**Stated problem**
Print the data that follows exactly.

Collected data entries
* begin *

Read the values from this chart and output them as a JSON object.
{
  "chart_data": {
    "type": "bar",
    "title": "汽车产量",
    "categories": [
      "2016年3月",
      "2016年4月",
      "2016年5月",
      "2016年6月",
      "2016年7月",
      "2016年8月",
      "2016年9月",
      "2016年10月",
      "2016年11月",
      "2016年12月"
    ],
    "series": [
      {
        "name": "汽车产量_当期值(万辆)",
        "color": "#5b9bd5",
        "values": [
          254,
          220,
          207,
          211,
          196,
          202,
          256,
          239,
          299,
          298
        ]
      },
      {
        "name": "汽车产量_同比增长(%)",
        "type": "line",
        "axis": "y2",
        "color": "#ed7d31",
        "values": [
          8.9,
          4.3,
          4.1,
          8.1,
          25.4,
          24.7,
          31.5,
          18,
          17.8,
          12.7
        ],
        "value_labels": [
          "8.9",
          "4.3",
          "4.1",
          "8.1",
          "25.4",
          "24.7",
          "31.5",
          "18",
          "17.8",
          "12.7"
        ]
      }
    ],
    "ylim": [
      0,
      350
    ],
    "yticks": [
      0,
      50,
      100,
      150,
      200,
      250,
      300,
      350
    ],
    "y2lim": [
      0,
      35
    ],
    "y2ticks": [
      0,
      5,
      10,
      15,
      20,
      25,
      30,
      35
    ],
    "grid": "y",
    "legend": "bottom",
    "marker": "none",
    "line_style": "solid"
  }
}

* end *

**Response below**
Read the values from this chart and output them as a JSON object.
{
  "chart_data": {
    "type": "bar",
    "title": "汽车产量",
    "categories": [
      "2016年3月",
      "2016年4月",
      "2016年5月",
      "2016年6月",
      "2016年7月",
      "2016年8月",
      "2016年9月",
      "2016年10月",
      "2016年11月",
      "2016年12月"
    ],
    "series": [
      {
        "name": "汽车产量_当期值(万辆)",
        "color": "#5b9bd5",
        "values": [
          254,
          220,
          207,
          211,
          196,
          202,
          256,
          239,
          299,
          298
        ]
      },
      {
        "name": "汽车产量_同比增长(%)",
        "type": "line",
        "axis": "y2",
        "color": "#ed7d31",
        "values": [
          8.9,
          4.3,
          4.1,
          8.1,
          25.4,
          24.7,
          31.5,
          18,
          17.8,
          12.7
        ],
        "value_labels": [
          "8.9",
          "4.3",
          "4.1",
          "8.1",
          "25.4",
          "24.7",
          "31.5",
          "18",
          "17.8",
          "12.7"
        ]
      }
    ],
    "ylim": [
      0,
      350
    ],
    "yticks": [
      0,
      50,
      100,
      150,
      200,
      250,
      300,
      350
    ],
    "y2lim": [
      0,
      35
    ],
    "y2ticks": [
      0,
      5,
      10,
      15,
      20,
      25,
      30,
      35
    ],
    "grid": "y",
    "legend": "bottom",
    "marker": "none",
    "line_style": "solid"
  }
}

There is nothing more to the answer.